▶ **To do**: Check each line of the records for "What"; collect those that have it.

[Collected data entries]

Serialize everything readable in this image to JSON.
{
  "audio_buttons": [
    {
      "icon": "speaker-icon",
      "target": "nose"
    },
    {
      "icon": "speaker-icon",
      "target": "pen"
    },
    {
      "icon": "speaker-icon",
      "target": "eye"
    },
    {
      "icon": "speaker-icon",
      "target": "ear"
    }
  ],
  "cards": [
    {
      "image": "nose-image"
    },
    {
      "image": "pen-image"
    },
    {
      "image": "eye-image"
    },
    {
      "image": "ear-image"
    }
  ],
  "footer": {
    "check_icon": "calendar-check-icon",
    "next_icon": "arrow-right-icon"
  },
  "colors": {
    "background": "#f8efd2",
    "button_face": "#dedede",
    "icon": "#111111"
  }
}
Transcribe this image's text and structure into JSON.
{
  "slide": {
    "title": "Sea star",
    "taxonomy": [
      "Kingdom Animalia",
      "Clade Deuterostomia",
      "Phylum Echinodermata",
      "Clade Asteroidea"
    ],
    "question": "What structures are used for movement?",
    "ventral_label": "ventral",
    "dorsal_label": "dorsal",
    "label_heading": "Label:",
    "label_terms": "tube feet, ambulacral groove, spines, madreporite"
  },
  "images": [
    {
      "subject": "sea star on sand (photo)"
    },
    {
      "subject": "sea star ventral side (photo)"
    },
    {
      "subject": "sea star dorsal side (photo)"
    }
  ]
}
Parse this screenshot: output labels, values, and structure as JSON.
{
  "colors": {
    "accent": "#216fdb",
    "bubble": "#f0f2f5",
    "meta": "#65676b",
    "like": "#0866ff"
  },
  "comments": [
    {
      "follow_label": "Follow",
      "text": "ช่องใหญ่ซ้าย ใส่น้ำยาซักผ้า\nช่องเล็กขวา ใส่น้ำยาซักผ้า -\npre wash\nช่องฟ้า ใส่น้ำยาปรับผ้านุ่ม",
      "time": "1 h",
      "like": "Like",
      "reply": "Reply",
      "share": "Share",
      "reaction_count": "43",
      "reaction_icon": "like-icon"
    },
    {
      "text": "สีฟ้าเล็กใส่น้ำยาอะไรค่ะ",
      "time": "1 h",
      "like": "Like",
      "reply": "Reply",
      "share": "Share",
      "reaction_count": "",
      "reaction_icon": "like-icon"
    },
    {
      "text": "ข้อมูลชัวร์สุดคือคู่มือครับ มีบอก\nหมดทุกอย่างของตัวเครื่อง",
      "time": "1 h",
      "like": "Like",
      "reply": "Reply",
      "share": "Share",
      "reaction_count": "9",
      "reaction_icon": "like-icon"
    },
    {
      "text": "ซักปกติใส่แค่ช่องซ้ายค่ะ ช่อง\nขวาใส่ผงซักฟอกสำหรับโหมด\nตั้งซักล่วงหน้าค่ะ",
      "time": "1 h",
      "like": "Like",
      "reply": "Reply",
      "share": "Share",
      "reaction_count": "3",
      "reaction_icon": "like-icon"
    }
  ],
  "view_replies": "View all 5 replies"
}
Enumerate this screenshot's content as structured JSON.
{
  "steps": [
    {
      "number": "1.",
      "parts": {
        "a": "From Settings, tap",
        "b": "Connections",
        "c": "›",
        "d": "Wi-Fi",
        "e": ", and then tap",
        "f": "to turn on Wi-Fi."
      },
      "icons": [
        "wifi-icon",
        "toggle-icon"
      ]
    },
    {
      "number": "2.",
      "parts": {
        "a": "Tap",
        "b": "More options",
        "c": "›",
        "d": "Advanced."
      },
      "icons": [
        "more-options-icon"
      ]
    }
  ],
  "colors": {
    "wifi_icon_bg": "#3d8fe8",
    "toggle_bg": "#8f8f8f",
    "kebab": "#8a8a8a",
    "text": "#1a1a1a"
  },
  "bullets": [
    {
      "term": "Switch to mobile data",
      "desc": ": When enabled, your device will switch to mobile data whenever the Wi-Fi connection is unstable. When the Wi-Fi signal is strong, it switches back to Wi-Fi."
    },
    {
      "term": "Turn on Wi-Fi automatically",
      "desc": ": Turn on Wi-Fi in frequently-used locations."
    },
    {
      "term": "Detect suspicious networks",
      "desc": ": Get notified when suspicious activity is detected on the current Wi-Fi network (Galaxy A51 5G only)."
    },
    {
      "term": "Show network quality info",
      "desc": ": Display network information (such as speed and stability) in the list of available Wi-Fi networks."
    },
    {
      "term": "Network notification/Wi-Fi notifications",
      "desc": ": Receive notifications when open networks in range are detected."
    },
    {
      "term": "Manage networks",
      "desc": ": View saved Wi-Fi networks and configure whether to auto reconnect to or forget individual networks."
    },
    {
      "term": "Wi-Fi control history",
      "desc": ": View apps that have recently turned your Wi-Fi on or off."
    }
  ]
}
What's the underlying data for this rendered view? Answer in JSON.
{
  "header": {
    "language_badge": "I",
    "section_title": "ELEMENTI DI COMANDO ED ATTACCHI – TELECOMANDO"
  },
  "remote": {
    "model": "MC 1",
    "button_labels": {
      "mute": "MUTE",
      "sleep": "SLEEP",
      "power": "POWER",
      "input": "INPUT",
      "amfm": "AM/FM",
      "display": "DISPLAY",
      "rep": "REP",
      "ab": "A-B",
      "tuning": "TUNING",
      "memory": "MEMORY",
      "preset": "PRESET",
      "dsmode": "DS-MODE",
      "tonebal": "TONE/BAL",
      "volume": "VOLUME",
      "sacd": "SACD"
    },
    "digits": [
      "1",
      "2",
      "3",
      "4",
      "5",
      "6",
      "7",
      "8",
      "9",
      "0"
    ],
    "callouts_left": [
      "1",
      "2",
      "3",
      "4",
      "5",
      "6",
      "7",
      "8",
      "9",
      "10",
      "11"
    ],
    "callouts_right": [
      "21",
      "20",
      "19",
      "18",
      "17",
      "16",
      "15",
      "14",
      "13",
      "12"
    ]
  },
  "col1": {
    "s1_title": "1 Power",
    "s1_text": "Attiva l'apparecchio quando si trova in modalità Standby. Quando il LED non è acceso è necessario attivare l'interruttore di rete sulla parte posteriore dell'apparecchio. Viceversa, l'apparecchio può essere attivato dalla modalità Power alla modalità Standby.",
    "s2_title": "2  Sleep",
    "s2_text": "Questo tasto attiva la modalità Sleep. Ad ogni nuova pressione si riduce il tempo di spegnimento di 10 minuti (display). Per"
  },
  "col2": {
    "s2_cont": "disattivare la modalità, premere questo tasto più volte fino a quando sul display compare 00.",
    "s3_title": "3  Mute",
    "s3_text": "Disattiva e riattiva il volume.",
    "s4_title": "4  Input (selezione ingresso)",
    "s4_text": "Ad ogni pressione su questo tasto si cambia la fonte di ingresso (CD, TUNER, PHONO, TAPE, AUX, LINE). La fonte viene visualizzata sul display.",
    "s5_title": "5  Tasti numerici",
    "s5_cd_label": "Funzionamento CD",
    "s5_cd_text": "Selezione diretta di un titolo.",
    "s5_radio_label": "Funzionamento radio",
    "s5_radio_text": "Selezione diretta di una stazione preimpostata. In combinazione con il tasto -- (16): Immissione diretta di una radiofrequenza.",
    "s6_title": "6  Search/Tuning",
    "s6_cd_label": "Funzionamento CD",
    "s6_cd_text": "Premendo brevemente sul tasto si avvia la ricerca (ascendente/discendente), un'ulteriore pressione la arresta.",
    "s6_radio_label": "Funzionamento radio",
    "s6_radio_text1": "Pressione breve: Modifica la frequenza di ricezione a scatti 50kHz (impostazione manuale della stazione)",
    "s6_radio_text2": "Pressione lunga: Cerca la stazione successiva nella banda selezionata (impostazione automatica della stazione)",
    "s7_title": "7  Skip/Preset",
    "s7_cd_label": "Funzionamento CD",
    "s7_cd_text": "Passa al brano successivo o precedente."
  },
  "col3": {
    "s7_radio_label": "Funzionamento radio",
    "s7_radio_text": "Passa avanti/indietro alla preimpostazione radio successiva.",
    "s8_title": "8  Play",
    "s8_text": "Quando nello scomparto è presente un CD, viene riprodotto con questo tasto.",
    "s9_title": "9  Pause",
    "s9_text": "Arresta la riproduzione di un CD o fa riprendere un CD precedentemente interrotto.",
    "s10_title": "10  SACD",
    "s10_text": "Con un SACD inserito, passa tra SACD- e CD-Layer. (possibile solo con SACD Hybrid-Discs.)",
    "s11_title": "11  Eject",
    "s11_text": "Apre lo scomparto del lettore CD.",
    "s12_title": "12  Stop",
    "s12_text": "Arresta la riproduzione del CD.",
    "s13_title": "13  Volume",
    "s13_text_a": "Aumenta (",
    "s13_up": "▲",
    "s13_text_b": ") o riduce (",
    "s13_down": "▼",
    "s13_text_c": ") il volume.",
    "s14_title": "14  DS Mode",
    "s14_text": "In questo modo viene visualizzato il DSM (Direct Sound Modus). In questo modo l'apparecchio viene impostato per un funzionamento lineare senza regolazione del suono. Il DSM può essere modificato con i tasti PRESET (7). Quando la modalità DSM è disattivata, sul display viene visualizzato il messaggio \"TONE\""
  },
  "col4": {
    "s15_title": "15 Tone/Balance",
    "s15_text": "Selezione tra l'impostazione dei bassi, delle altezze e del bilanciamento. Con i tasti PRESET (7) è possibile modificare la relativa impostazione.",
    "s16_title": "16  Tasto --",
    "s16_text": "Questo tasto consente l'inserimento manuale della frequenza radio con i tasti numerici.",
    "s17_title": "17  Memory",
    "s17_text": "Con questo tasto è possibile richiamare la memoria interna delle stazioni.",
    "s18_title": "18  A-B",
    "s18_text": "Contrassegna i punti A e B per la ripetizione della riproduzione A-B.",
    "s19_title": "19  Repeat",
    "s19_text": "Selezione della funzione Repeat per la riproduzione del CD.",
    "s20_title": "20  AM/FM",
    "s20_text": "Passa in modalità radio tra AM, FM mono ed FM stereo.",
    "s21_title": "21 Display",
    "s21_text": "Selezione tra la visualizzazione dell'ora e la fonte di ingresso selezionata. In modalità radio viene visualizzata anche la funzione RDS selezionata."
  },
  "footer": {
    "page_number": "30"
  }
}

▶ **Finished exercise**:
    "question": "What structures are used for movement?",
What's the underlying data for this rendered view? Answer in JSON.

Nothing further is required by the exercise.